WHAT YOU ARE ASKED TO DO =
Search the listing below for the word "JSON" and copy each line that holds it.

RECORDS PROVIDED =
==============================

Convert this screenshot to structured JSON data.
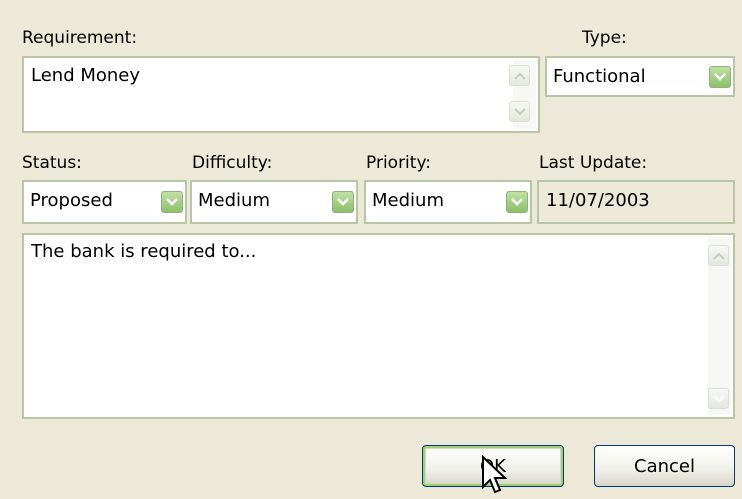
{
  "requirement": {
    "label": "Requirement:",
    "value": "Lend Money"
  },
  "type": {
    "label": "Type:",
    "selected": "Functional"
  },
  "status": {
    "label": "Status:",
    "selected": "Proposed"
  },
  "difficulty": {
    "label": "Difficulty:",
    "selected": "Medium"
  },
  "priority": {
    "label": "Priority:",
    "selected": "Medium"
  },
  "last_update": {
    "label": "Last Update:",
    "value": "11/07/2003"
  },
  "notes": {
    "value": "The bank is required to..."
  },
  "buttons": {
    "ok_label": "OK",
    "cancel_label": "Cancel"
  },
  "colors": {
    "dialog_bg": "#ECE9D8",
    "field_border": "#B7C6A5",
    "button_border": "#003C74"
  },
  "icons": {
    "dropdown": "chevron-down-icon",
    "scroll_up": "chevron-up-icon",
    "scroll_down": "chevron-down-icon",
    "cursor": "mouse-cursor-icon"
  }
}
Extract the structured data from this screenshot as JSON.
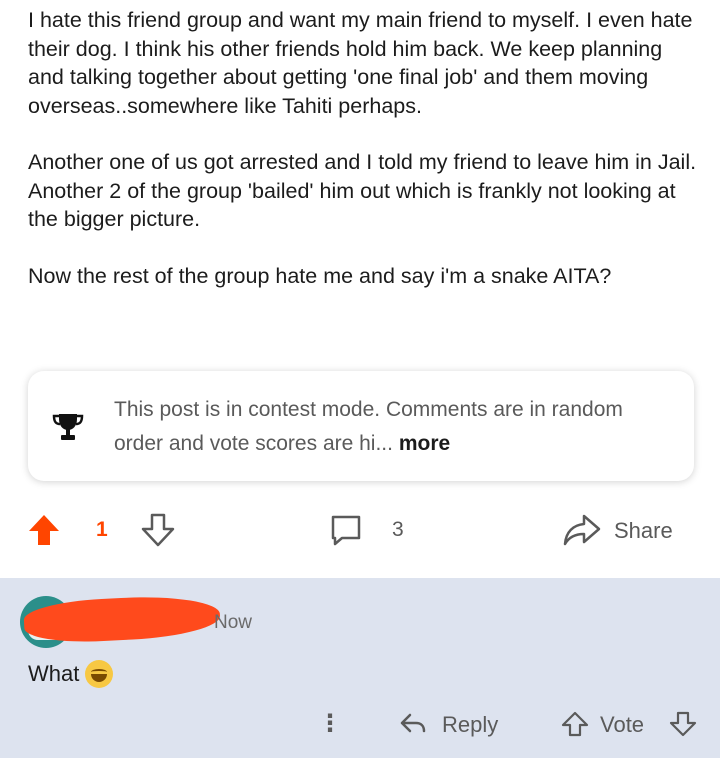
{
  "post": {
    "paragraphs": [
      "I hate this friend group and want my main friend to myself. I even hate their dog. I think his other friends hold him back. We keep planning and talking together about getting 'one final job' and them moving overseas..somewhere like Tahiti perhaps.",
      "Another one of us got arrested and I told my friend to leave him in Jail. Another 2 of the group 'bailed' him out which is frankly not looking at the bigger picture.",
      "Now the rest of the group hate me and say i'm a snake AITA?"
    ]
  },
  "contest_notice": {
    "text": "This post is in contest mode. Comments are in random order and vote scores are hi...",
    "more_label": "more",
    "icon": "trophy-icon"
  },
  "post_actions": {
    "vote_count": "1",
    "comment_count": "3",
    "share_label": "Share",
    "accent_color": "#ff4500"
  },
  "comment": {
    "time": "Now",
    "text": "What",
    "emoji": "grinning-sweat-emoji",
    "reply_label": "Reply",
    "vote_label": "Vote",
    "background_color": "#dde3ef"
  }
}
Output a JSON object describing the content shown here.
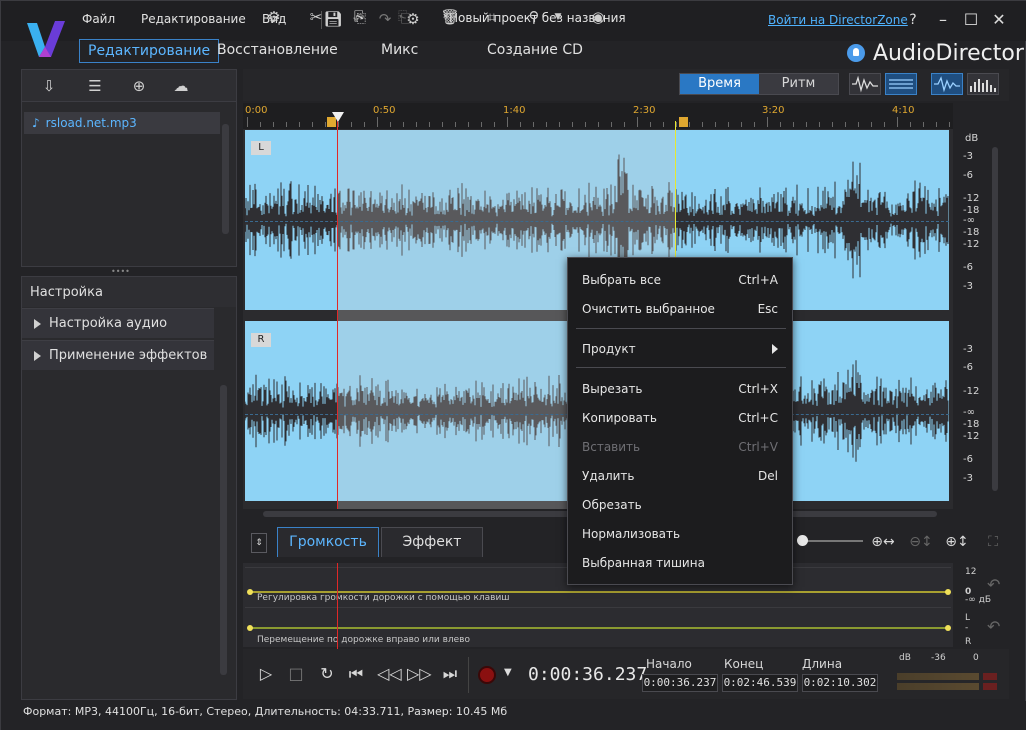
{
  "menu": {
    "file": "Файл",
    "edit": "Редактирование",
    "view": "Вид"
  },
  "project_title": "*Новый проект без названия",
  "login_link": "Войти на DirectorZone",
  "help": "?",
  "main_tabs": [
    "Редактирование",
    "Восстановление",
    "Микс",
    "Создание CD"
  ],
  "brand": "AudioDirector",
  "library": {
    "file": "rsload.net.mp3"
  },
  "settings": {
    "title": "Настройка",
    "items": [
      "Настройка аудио",
      "Применение эффектов"
    ]
  },
  "view_toggle": {
    "time": "Время",
    "beat": "Ритм"
  },
  "ruler": {
    "labels": [
      "0:00",
      "0:50",
      "1:40",
      "2:30",
      "3:20",
      "4:10"
    ]
  },
  "channels": {
    "left": "L",
    "right": "R"
  },
  "db_scale": {
    "unit": "dB",
    "left": [
      "-3",
      "-6",
      "-12",
      "-18",
      "-∞",
      "-18",
      "-12",
      "-6",
      "-3"
    ],
    "right": [
      "-3",
      "-6",
      "-12",
      "-∞",
      "-18",
      "-12",
      "-6",
      "-3"
    ]
  },
  "lower_tabs": {
    "volume": "Громкость",
    "effect": "Эффект"
  },
  "lanes": {
    "volume_text": "Регулировка громкости дорожки с помощью клавиш",
    "pan_text": "Перемещение по дорожке вправо или влево",
    "vol_db": {
      "top": "12",
      "mid": "0",
      "bottom": "-∞ дБ"
    },
    "pan": {
      "left": "L",
      "center": "-",
      "right": "R"
    }
  },
  "transport": {
    "time": "0:00:36.237",
    "start_label": "Начало",
    "end_label": "Конец",
    "length_label": "Длина",
    "start": "0:00:36.237",
    "end": "0:02:46.539",
    "length": "0:02:10.302"
  },
  "meter": {
    "db": "dB",
    "m36": "-36",
    "zero": "0"
  },
  "status": "Формат: MP3, 44100Гц, 16-бит, Стерео, Длительность: 04:33.711, Размер: 10.45 Мб",
  "context_menu": [
    {
      "label": "Выбрать все",
      "shortcut": "Ctrl+A"
    },
    {
      "label": "Очистить выбранное",
      "shortcut": "Esc"
    },
    {
      "label": "Продукт",
      "shortcut": ""
    },
    {
      "label": "Вырезать",
      "shortcut": "Ctrl+X"
    },
    {
      "label": "Копировать",
      "shortcut": "Ctrl+C"
    },
    {
      "label": "Вставить",
      "shortcut": "Ctrl+V"
    },
    {
      "label": "Удалить",
      "shortcut": "Del"
    },
    {
      "label": "Обрезать",
      "shortcut": ""
    },
    {
      "label": "Нормализовать",
      "shortcut": ""
    },
    {
      "label": "Выбранная тишина",
      "shortcut": ""
    }
  ],
  "colors": {
    "accent": "#2a78c4",
    "waveform_bg": "#8ed3f5",
    "waveform": "#2f2f33",
    "playhead": "#e02828",
    "selection_end": "#e8e830"
  }
}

==============================

REPLY TO THE TASK =
Convert this screenshot to structured JSON data.
Extract the structured data from this screenshot as JSON.
Output a JSON object describing the content shown here.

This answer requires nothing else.